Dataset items
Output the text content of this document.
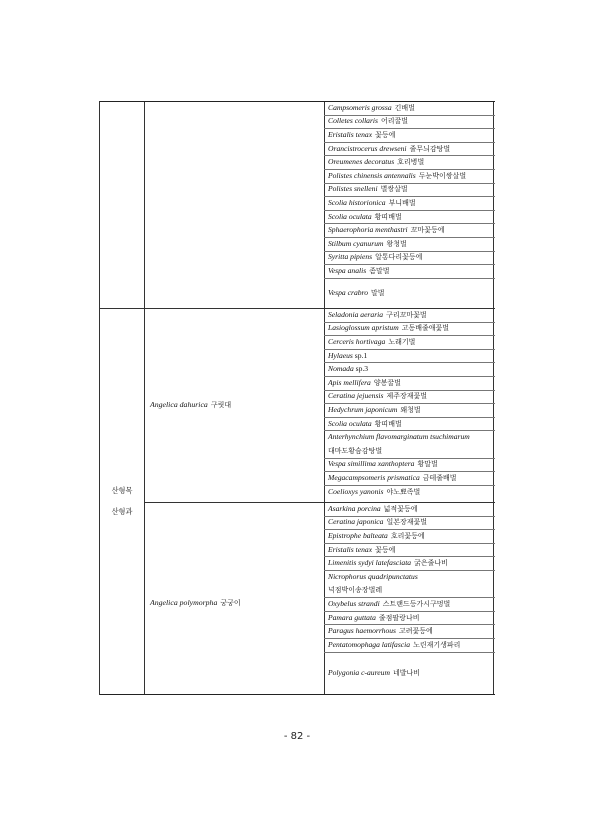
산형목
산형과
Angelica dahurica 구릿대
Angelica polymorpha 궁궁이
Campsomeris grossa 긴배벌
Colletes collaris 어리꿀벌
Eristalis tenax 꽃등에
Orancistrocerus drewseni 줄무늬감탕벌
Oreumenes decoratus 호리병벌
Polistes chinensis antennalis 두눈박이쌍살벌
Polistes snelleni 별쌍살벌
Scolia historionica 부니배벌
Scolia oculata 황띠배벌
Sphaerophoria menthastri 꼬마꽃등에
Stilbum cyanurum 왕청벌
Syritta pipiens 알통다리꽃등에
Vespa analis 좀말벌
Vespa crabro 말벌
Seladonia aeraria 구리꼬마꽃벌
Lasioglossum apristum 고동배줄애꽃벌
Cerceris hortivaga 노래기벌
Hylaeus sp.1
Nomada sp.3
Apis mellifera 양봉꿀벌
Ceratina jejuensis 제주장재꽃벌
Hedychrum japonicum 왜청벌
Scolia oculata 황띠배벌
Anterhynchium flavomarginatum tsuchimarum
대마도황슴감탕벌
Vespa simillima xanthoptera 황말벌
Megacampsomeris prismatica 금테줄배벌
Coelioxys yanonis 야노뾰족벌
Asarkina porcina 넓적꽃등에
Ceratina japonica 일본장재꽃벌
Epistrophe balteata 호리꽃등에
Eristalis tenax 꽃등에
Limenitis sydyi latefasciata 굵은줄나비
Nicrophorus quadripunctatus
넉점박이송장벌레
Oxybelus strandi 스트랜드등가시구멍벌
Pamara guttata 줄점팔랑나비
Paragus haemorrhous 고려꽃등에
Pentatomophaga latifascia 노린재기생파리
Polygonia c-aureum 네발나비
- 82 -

■ **STATED EXERCISE**
Copy the records above exactly. The pictures are not part of the copy.

■ **WRITTEN SOLUTION**
Output the text content of this document.
산형목
산형과
Angelica dahurica 구릿대
Angelica polymorpha 궁궁이
Campsomeris grossa 긴배벌
Colletes collaris 어리꿀벌
Eristalis tenax 꽃등에
Orancistrocerus drewseni 줄무늬감탕벌
Oreumenes decoratus 호리병벌
Polistes chinensis antennalis 두눈박이쌍살벌
Polistes snelleni 별쌍살벌
Scolia historionica 부니배벌
Scolia oculata 황띠배벌
Sphaerophoria menthastri 꼬마꽃등에
Stilbum cyanurum 왕청벌
Syritta pipiens 알통다리꽃등에
Vespa analis 좀말벌
Vespa crabro 말벌
Seladonia aeraria 구리꼬마꽃벌
Lasioglossum apristum 고동배줄애꽃벌
Cerceris hortivaga 노래기벌
Hylaeus sp.1
Nomada sp.3
Apis mellifera 양봉꿀벌
Ceratina jejuensis 제주장재꽃벌
Hedychrum japonicum 왜청벌
Scolia oculata 황띠배벌
Anterhynchium flavomarginatum tsuchimarum
대마도황슴감탕벌
Vespa simillima xanthoptera 황말벌
Megacampsomeris prismatica 금테줄배벌
Coelioxys yanonis 야노뾰족벌
Asarkina porcina 넓적꽃등에
Ceratina japonica 일본장재꽃벌
Epistrophe balteata 호리꽃등에
Eristalis tenax 꽃등에
Limenitis sydyi latefasciata 굵은줄나비
Nicrophorus quadripunctatus
넉점박이송장벌레
Oxybelus strandi 스트랜드등가시구멍벌
Pamara guttata 줄점팔랑나비
Paragus haemorrhous 고려꽃등에
Pentatomophaga latifascia 노린재기생파리
Polygonia c-aureum 네발나비
- 82 -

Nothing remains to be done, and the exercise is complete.